Exercise details:
Repeat the material exactly, every line of it.

Part of a data file
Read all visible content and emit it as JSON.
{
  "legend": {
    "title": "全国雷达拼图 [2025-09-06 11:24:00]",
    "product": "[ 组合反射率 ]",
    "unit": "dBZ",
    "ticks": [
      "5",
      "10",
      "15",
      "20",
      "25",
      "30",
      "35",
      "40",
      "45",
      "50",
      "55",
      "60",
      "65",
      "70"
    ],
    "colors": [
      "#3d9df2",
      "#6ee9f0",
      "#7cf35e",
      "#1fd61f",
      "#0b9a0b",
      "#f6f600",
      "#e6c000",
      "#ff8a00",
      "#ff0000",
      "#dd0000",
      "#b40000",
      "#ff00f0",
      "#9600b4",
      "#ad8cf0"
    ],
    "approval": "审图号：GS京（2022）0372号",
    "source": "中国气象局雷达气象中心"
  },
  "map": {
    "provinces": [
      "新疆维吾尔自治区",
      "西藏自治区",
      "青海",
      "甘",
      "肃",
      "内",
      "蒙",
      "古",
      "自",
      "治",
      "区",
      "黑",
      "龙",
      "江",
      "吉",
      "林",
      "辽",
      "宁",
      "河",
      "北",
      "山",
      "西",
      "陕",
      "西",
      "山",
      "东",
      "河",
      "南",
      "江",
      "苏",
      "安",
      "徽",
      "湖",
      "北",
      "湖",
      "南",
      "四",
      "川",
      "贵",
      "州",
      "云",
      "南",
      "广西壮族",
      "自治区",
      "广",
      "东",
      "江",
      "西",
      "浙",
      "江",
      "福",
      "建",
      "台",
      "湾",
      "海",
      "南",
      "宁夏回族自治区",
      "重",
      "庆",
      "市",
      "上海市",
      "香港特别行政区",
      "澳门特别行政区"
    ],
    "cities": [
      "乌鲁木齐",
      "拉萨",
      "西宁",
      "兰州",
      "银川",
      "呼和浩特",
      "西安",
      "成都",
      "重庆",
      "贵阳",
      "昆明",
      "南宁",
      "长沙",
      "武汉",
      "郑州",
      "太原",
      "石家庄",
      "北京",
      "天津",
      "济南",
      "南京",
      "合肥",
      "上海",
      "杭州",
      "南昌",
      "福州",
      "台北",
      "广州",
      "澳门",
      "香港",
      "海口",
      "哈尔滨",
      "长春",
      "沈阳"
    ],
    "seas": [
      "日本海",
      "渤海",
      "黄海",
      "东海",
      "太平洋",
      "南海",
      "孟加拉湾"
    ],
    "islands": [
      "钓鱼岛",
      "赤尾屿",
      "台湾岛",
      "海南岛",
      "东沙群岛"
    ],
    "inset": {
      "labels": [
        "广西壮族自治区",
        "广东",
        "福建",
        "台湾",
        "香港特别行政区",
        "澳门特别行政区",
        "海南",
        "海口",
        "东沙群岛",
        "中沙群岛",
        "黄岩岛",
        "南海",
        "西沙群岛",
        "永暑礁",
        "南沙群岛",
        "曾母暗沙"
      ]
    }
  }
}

Right answer:
Read all visible content and emit it as JSON.
{
  "legend": {
    "title": "全国雷达拼图 [2025-09-06 11:24:00]",
    "product": "[ 组合反射率 ]",
    "unit": "dBZ",
    "ticks": [
      "5",
      "10",
      "15",
      "20",
      "25",
      "30",
      "35",
      "40",
      "45",
      "50",
      "55",
      "60",
      "65",
      "70"
    ],
    "colors": [
      "#3d9df2",
      "#6ee9f0",
      "#7cf35e",
      "#1fd61f",
      "#0b9a0b",
      "#f6f600",
      "#e6c000",
      "#ff8a00",
      "#ff0000",
      "#dd0000",
      "#b40000",
      "#ff00f0",
      "#9600b4",
      "#ad8cf0"
    ],
    "approval": "审图号：GS京（2022）0372号",
    "source": "中国气象局雷达气象中心"
  },
  "map": {
    "provinces": [
      "新疆维吾尔自治区",
      "西藏自治区",
      "青海",
      "甘",
      "肃",
      "内",
      "蒙",
      "古",
      "自",
      "治",
      "区",
      "黑",
      "龙",
      "江",
      "吉",
      "林",
      "辽",
      "宁",
      "河",
      "北",
      "山",
      "西",
      "陕",
      "西",
      "山",
      "东",
      "河",
      "南",
      "江",
      "苏",
      "安",
      "徽",
      "湖",
      "北",
      "湖",
      "南",
      "四",
      "川",
      "贵",
      "州",
      "云",
      "南",
      "广西壮族",
      "自治区",
      "广",
      "东",
      "江",
      "西",
      "浙",
      "江",
      "福",
      "建",
      "台",
      "湾",
      "海",
      "南",
      "宁夏回族自治区",
      "重",
      "庆",
      "市",
      "上海市",
      "香港特别行政区",
      "澳门特别行政区"
    ],
    "cities": [
      "乌鲁木齐",
      "拉萨",
      "西宁",
      "兰州",
      "银川",
      "呼和浩特",
      "西安",
      "成都",
      "重庆",
      "贵阳",
      "昆明",
      "南宁",
      "长沙",
      "武汉",
      "郑州",
      "太原",
      "石家庄",
      "北京",
      "天津",
      "济南",
      "南京",
      "合肥",
      "上海",
      "杭州",
      "南昌",
      "福州",
      "台北",
      "广州",
      "澳门",
      "香港",
      "海口",
      "哈尔滨",
      "长春",
      "沈阳"
    ],
    "seas": [
      "日本海",
      "渤海",
      "黄海",
      "东海",
      "太平洋",
      "南海",
      "孟加拉湾"
    ],
    "islands": [
      "钓鱼岛",
      "赤尾屿",
      "台湾岛",
      "海南岛",
      "东沙群岛"
    ],
    "inset": {
      "labels": [
        "广西壮族自治区",
        "广东",
        "福建",
        "台湾",
        "香港特别行政区",
        "澳门特别行政区",
        "海南",
        "海口",
        "东沙群岛",
        "中沙群岛",
        "黄岩岛",
        "南海",
        "西沙群岛",
        "永暑礁",
        "南沙群岛",
        "曾母暗沙"
      ]
    }
  }
}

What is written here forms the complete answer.